What you should do >> Using the records that follow, copy every line containing the word "结合食品药品行业实际".
— begin Provided records —
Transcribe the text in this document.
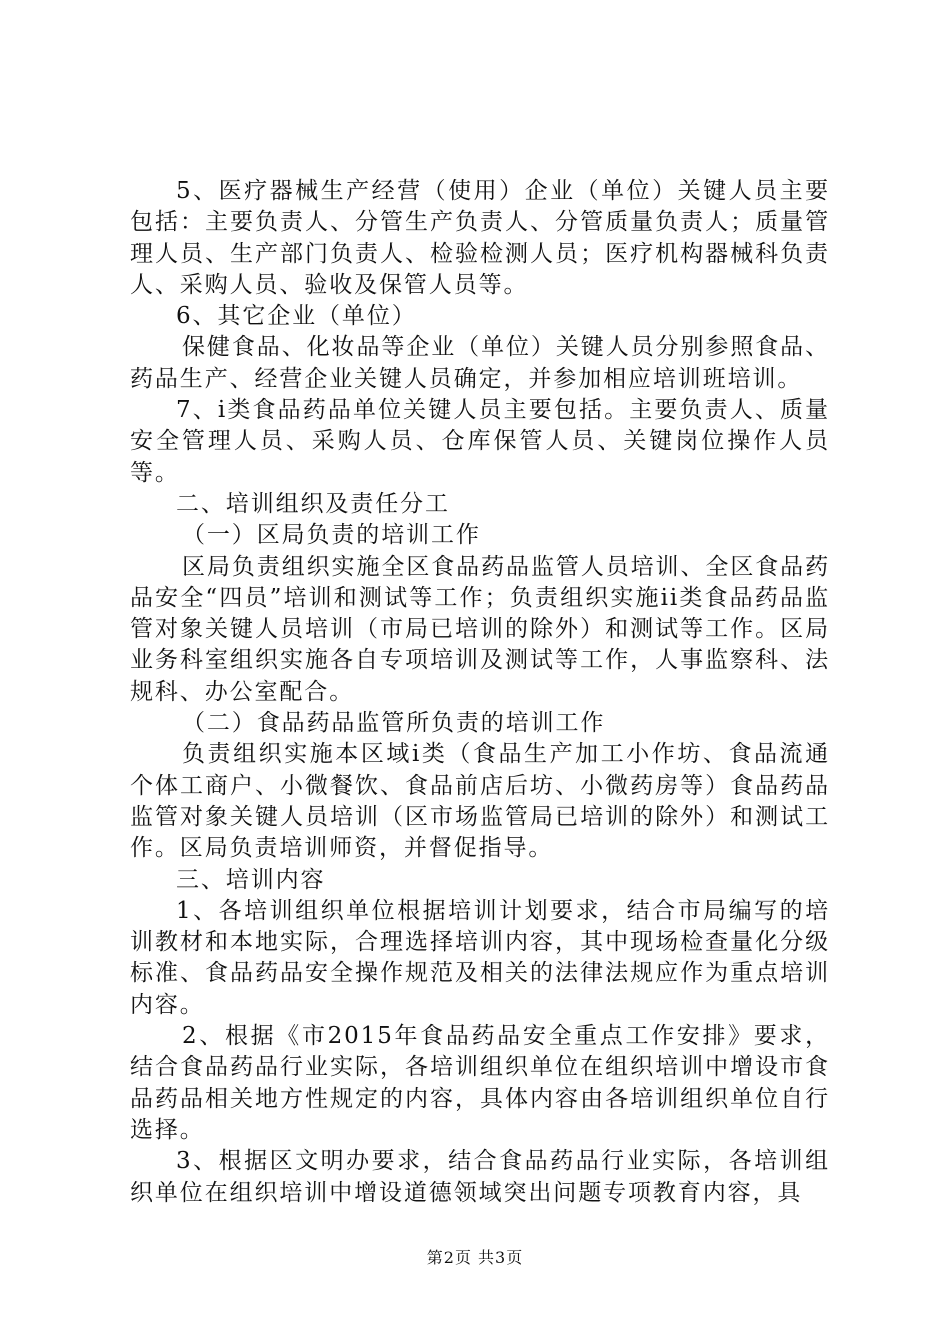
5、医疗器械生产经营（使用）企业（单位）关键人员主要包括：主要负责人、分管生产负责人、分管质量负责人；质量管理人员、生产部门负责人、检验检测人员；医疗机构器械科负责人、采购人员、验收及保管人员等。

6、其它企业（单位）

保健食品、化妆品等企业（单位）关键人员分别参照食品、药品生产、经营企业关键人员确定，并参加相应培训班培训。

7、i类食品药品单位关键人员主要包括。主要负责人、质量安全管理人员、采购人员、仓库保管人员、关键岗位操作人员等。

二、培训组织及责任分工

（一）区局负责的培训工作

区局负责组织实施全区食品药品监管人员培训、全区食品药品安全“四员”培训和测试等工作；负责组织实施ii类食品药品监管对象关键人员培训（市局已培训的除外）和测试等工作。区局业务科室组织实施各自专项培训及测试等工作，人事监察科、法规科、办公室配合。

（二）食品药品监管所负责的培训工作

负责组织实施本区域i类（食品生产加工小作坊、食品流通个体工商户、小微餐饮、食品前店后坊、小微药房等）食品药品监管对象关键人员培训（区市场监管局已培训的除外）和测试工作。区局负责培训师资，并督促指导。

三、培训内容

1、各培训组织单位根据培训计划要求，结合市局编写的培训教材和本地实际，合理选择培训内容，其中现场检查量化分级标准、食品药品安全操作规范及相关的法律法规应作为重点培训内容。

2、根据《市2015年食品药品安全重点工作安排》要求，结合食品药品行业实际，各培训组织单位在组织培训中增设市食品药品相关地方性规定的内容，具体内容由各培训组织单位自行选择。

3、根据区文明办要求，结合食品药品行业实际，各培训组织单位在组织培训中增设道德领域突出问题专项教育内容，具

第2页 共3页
— end Provided records —
Answer for the task >>
2、根据《市2015年食品药品安全重点工作安排》要求，结合食品药品行业实际，各培训组织单位在组织培训中增设市食品药品相关地方性规定的内容，具体内容由各培训组织单位自行选择。
3、根据区文明办要求，结合食品药品行业实际，各培训组织单位在组织培训中增设道德领域突出问题专项教育内容，具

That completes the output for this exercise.